--- start STORED RECORDS ---

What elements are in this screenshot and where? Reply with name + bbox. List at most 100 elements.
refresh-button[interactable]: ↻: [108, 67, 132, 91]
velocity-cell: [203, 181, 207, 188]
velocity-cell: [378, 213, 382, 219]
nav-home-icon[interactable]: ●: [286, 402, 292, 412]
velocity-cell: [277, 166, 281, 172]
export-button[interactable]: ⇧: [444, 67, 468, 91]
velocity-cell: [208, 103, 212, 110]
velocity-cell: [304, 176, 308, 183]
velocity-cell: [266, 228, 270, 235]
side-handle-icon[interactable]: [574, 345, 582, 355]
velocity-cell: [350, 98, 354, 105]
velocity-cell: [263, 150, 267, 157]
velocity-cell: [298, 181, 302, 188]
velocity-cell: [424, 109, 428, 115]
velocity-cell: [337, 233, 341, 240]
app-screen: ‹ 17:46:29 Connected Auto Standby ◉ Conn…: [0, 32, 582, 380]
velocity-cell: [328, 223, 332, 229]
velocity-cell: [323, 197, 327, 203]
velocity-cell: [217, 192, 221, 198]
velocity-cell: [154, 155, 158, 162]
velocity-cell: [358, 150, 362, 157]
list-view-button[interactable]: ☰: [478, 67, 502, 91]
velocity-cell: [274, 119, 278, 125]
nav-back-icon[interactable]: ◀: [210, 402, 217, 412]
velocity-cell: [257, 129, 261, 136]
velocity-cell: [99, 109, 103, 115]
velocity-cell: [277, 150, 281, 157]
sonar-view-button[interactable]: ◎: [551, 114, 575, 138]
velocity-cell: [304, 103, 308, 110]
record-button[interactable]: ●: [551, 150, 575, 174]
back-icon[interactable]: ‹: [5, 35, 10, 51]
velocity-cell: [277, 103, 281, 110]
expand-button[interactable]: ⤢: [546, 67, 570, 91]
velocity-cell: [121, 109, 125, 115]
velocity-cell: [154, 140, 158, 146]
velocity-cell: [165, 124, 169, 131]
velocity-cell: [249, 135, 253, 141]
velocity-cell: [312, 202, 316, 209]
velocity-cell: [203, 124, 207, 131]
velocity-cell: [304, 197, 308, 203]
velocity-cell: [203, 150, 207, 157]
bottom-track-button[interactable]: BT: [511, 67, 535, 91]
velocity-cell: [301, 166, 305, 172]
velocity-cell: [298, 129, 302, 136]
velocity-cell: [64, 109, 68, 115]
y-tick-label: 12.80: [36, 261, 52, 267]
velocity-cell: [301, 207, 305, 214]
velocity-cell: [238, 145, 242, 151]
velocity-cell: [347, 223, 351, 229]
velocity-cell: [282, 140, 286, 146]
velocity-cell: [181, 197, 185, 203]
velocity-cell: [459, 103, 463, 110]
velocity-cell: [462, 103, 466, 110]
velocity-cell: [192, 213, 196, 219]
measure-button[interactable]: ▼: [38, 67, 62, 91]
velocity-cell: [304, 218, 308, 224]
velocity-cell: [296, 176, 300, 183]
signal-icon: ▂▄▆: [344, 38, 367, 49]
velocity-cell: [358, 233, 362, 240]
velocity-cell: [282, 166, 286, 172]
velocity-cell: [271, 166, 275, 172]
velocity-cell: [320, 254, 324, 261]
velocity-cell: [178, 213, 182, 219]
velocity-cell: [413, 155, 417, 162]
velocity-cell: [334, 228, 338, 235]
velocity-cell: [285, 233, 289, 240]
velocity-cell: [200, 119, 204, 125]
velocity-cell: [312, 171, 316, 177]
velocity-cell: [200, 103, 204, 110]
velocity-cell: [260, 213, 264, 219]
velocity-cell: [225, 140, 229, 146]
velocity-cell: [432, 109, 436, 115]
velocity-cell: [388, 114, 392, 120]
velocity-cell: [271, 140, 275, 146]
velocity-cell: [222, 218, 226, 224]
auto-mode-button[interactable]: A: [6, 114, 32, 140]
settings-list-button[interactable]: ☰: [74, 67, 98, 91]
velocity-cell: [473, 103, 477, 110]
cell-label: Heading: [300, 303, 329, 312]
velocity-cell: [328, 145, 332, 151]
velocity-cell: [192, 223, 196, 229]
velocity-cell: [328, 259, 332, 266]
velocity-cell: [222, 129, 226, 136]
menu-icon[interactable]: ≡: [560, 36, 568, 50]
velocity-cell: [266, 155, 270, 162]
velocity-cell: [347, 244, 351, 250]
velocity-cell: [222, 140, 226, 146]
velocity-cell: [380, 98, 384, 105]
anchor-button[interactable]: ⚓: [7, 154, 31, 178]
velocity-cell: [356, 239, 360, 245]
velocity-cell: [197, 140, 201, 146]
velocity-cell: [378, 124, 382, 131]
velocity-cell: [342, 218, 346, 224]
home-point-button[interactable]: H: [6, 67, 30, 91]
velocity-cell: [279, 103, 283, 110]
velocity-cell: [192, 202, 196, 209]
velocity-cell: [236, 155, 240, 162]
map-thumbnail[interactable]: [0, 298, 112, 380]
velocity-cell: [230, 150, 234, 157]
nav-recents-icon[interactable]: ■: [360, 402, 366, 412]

--- end STORED RECORDS ---
--- start STORED RECORDS ---

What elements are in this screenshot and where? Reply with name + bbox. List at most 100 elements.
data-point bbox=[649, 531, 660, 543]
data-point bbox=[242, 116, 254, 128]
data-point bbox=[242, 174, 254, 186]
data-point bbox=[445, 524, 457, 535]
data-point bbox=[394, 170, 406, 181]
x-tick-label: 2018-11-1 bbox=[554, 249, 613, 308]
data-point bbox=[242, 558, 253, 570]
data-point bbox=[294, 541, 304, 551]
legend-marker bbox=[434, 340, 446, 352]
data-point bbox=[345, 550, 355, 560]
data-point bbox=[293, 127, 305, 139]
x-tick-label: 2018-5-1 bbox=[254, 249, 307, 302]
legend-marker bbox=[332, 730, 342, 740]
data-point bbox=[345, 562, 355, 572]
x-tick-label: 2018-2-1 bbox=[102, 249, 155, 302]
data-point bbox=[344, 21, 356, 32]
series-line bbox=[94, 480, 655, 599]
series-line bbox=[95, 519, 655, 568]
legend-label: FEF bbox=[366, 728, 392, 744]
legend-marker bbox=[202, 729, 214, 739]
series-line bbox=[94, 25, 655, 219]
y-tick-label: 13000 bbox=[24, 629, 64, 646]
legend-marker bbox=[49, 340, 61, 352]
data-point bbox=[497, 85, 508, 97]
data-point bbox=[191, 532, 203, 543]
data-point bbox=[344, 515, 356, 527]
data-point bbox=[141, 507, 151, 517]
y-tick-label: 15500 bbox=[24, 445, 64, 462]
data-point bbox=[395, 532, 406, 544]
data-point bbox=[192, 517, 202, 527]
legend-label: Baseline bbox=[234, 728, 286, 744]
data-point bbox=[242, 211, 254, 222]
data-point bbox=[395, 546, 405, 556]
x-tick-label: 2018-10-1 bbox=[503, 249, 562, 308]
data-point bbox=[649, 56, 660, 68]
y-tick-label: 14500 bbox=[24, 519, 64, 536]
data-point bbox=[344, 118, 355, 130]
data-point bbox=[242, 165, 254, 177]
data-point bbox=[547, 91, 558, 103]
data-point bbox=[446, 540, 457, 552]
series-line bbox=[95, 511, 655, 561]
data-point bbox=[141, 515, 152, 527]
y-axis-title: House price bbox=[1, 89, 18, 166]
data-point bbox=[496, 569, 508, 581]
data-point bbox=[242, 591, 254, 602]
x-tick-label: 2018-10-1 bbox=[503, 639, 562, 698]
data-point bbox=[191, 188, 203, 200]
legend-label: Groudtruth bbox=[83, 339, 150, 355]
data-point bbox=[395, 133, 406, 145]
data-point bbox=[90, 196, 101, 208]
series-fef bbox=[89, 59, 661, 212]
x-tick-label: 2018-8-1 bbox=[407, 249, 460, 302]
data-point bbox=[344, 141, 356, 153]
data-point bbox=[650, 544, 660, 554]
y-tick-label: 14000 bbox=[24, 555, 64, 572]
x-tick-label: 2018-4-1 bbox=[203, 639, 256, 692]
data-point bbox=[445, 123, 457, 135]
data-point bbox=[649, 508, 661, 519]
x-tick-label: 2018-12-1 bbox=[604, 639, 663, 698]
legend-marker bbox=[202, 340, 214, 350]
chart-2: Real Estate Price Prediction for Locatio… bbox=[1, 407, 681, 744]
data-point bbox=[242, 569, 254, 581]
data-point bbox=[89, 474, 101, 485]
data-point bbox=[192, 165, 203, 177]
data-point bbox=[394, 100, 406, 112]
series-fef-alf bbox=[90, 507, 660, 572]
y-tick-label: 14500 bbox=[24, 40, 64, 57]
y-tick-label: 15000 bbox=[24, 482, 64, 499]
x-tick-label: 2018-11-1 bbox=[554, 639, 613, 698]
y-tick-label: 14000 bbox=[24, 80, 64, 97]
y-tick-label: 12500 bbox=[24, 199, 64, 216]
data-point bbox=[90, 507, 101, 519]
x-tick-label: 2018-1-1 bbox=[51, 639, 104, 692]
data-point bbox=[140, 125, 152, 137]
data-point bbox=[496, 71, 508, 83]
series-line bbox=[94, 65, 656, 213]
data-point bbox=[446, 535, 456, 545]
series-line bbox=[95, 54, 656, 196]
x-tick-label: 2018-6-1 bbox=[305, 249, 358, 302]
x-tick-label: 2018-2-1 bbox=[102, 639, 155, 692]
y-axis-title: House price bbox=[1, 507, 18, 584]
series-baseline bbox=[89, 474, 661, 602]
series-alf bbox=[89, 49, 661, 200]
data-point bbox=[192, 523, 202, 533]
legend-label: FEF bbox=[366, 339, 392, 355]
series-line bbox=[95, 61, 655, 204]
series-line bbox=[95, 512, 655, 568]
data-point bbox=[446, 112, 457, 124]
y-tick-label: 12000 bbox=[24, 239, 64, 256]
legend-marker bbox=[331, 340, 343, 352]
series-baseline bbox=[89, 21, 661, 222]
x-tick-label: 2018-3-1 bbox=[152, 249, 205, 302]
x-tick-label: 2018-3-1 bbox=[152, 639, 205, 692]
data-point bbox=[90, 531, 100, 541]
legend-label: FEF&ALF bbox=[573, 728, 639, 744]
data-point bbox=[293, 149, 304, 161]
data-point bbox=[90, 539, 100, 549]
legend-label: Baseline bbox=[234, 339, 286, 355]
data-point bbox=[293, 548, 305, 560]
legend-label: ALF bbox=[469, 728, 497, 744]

--- end STORED RECORDS ---
--- start STORED RECORDS ---

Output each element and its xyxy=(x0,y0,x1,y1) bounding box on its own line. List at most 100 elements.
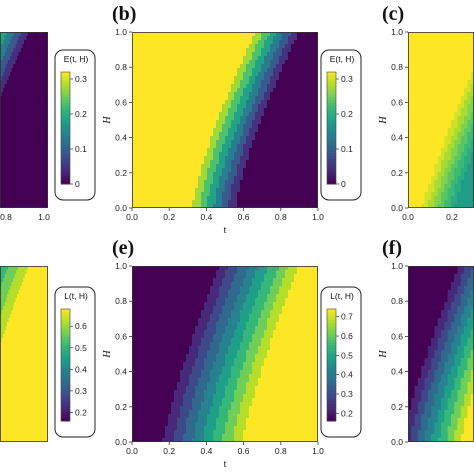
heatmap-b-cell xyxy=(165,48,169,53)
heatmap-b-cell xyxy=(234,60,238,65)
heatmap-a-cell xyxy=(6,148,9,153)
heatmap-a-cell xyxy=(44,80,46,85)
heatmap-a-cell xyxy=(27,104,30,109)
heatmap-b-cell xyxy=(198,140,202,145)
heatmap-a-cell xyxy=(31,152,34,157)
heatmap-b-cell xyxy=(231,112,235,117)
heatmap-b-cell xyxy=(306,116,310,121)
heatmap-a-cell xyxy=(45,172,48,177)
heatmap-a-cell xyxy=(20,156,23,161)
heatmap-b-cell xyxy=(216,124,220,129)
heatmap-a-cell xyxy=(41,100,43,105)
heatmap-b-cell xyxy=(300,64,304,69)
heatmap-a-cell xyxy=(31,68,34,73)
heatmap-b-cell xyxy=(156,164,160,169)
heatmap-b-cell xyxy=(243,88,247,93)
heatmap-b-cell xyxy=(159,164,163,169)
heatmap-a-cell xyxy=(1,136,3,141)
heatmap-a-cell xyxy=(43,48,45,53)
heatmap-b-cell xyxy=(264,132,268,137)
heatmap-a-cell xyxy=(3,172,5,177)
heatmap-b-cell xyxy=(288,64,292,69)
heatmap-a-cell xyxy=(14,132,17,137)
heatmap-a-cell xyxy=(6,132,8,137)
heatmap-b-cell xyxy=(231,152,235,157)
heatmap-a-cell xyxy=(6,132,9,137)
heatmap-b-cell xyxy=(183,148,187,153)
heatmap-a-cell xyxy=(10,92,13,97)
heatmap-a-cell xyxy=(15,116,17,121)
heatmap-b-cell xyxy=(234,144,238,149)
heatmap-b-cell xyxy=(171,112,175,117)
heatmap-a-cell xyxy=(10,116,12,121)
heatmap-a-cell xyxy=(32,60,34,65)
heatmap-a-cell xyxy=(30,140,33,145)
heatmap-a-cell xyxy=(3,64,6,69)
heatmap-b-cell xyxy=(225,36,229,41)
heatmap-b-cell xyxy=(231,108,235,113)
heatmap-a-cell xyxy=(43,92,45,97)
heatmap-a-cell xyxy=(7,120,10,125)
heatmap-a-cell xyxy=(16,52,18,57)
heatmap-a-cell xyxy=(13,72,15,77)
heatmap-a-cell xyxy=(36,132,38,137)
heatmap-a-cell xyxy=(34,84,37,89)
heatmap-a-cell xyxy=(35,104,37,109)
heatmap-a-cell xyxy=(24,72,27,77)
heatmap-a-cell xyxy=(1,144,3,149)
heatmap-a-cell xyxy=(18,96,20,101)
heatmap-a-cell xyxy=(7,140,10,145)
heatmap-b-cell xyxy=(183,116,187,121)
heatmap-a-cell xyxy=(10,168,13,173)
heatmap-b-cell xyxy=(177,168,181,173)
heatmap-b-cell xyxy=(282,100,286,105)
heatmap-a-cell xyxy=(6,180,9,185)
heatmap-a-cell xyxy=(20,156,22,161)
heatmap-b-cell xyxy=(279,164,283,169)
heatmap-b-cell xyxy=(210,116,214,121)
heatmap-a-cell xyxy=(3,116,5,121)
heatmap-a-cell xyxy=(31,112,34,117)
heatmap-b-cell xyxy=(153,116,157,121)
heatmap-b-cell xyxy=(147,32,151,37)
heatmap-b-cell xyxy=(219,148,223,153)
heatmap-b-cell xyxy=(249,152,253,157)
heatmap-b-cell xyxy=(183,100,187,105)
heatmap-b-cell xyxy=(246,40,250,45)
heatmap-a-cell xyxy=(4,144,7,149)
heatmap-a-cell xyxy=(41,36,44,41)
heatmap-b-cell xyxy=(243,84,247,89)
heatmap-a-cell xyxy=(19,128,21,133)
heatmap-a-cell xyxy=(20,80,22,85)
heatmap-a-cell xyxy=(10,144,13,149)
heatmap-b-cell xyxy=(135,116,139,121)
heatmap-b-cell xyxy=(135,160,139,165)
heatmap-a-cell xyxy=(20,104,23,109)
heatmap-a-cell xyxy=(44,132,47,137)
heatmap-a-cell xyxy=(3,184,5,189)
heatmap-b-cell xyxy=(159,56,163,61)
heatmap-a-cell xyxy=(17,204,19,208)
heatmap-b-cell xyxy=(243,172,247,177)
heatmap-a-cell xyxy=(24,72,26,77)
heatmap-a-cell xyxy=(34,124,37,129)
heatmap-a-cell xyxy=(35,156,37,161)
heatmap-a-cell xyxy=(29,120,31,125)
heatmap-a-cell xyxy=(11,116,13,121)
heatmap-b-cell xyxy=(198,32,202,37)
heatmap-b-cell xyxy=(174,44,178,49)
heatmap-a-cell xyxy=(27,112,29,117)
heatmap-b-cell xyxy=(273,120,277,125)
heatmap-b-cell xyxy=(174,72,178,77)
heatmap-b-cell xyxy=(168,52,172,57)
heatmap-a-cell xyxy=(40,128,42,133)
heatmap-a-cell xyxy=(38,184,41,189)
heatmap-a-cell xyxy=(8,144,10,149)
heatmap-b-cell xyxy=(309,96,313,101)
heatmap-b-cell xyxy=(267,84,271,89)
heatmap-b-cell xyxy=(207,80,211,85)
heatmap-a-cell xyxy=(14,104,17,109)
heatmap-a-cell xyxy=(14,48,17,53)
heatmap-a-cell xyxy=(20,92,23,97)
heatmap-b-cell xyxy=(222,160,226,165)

--- end STORED RECORDS ---

WHAT NEEDS TO BE DONE:
Copy the records above, unchanged, from the line with "heatmap-b-cell xyxy=(165,48,169,53)" to the line with "heatmap-a-cell xyxy=(31,152,34,157)", both included.

TASK SOLUTION:
heatmap-b-cell xyxy=(165,48,169,53)
heatmap-b-cell xyxy=(234,60,238,65)
heatmap-a-cell xyxy=(6,148,9,153)
heatmap-a-cell xyxy=(44,80,46,85)
heatmap-a-cell xyxy=(27,104,30,109)
heatmap-b-cell xyxy=(198,140,202,145)
heatmap-a-cell xyxy=(31,152,34,157)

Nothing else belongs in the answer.